◆ Work to complete ◆
The answer is one number: how many lines in the data below hold "content".

*****

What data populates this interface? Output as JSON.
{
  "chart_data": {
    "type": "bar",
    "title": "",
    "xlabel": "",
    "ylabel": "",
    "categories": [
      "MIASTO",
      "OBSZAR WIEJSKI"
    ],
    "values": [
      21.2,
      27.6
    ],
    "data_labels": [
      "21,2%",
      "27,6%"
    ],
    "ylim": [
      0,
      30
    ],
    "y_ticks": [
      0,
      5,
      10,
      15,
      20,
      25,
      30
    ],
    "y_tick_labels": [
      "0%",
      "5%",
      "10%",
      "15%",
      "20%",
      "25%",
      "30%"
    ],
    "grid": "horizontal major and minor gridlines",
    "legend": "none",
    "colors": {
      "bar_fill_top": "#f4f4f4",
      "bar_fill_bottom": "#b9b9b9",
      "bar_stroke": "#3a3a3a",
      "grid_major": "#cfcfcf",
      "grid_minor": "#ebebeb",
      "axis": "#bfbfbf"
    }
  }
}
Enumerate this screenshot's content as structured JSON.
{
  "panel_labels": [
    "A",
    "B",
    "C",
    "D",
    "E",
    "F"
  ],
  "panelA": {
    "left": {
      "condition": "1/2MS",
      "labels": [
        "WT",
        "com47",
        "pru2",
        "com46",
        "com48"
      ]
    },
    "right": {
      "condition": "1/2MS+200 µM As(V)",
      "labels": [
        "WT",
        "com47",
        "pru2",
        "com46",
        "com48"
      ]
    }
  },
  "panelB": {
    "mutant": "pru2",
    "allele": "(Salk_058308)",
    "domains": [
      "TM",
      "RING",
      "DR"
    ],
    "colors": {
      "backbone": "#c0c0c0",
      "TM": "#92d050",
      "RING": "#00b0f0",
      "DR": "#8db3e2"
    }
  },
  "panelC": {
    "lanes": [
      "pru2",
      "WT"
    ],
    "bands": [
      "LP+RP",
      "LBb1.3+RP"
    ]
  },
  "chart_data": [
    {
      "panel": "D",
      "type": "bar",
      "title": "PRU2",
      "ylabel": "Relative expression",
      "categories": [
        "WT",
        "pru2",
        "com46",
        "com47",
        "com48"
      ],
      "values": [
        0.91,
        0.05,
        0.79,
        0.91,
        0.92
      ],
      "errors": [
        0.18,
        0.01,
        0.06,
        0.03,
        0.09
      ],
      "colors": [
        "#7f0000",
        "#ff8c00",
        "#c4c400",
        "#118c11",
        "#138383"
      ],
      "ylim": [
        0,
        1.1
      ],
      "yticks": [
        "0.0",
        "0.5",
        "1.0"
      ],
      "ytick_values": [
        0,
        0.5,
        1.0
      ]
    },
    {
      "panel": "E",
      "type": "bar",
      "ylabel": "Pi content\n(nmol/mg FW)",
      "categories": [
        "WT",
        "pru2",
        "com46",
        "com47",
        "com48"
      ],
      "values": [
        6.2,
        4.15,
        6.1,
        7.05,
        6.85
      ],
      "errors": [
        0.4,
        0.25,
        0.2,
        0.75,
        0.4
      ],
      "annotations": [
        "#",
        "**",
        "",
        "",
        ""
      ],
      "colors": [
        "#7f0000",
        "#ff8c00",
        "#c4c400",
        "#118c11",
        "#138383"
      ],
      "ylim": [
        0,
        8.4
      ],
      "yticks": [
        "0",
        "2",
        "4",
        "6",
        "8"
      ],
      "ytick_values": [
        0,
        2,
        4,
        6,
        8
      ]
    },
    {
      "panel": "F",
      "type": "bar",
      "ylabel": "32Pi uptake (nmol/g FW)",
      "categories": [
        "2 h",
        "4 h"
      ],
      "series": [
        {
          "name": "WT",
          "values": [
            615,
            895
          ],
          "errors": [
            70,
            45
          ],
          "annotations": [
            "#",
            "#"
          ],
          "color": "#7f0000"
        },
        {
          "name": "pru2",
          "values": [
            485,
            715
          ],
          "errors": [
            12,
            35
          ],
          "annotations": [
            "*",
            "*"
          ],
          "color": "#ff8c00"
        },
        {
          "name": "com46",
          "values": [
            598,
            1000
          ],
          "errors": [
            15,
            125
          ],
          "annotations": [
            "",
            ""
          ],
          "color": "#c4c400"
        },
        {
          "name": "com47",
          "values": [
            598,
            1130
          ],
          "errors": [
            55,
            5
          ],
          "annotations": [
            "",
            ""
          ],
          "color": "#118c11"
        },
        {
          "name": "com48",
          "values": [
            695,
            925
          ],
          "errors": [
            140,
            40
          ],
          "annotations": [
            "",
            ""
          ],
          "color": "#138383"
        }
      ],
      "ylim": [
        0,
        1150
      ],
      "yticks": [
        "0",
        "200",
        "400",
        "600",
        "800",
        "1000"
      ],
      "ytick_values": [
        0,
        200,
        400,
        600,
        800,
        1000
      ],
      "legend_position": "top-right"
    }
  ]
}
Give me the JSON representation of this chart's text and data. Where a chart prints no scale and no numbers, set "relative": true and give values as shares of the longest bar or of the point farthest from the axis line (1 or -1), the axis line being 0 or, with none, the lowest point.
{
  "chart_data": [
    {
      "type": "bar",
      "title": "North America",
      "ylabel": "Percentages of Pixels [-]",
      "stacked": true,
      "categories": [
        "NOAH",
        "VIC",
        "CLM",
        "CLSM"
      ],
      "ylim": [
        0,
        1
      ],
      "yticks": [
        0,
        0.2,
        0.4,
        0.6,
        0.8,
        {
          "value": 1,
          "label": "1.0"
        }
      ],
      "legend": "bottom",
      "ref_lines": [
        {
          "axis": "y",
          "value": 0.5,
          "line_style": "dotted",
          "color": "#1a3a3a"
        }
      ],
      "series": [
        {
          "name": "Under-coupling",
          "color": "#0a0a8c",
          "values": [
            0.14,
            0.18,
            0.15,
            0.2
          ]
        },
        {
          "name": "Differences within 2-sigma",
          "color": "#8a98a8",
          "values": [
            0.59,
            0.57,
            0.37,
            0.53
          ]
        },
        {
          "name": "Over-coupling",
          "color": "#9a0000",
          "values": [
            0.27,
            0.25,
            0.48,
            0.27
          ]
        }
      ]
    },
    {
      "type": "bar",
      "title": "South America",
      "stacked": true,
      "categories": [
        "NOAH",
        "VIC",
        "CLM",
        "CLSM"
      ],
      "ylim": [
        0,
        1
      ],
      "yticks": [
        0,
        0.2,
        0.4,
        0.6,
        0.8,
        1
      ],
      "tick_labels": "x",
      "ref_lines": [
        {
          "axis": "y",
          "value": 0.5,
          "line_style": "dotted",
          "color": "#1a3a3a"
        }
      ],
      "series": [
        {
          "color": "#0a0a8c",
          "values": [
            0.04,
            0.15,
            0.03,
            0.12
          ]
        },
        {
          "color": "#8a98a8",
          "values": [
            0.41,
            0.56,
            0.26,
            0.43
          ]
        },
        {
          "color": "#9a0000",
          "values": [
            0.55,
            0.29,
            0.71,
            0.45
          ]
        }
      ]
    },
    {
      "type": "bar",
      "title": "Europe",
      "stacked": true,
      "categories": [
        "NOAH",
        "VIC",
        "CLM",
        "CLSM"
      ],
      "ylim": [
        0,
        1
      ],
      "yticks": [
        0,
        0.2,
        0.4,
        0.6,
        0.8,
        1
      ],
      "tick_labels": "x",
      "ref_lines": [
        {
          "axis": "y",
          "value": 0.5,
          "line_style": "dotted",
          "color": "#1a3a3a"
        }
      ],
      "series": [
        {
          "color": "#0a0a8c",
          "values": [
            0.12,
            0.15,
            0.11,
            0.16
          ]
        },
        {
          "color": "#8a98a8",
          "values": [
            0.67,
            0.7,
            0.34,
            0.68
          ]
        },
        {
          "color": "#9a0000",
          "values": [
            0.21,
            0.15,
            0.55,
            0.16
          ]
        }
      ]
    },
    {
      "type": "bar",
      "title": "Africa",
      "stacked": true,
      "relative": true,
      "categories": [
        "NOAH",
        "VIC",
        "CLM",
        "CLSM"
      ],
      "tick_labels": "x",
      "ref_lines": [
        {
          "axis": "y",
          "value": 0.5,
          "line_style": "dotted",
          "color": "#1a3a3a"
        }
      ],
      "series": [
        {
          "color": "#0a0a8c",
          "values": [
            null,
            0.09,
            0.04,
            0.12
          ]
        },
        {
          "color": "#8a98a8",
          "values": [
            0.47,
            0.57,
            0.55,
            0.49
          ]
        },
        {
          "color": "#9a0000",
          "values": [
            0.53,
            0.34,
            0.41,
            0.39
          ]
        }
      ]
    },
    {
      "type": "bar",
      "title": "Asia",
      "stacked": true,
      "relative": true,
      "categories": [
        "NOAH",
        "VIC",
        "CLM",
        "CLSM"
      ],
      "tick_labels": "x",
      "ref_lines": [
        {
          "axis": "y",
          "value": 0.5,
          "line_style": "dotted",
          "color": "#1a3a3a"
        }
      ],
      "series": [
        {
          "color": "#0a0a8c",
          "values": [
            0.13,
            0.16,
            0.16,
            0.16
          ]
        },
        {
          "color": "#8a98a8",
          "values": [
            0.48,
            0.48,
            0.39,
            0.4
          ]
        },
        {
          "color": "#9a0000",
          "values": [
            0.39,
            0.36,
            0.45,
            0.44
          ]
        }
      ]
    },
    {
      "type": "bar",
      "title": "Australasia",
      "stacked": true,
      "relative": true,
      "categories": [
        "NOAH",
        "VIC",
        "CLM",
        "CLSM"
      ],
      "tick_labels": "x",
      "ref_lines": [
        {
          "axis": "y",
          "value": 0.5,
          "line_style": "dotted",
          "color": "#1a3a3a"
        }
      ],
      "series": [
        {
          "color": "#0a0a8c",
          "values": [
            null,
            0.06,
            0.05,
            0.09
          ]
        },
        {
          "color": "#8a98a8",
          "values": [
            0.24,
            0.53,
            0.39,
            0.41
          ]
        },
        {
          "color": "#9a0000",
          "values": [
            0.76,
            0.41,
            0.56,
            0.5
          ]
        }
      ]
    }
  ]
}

*****

◆ Exercise result ◆
2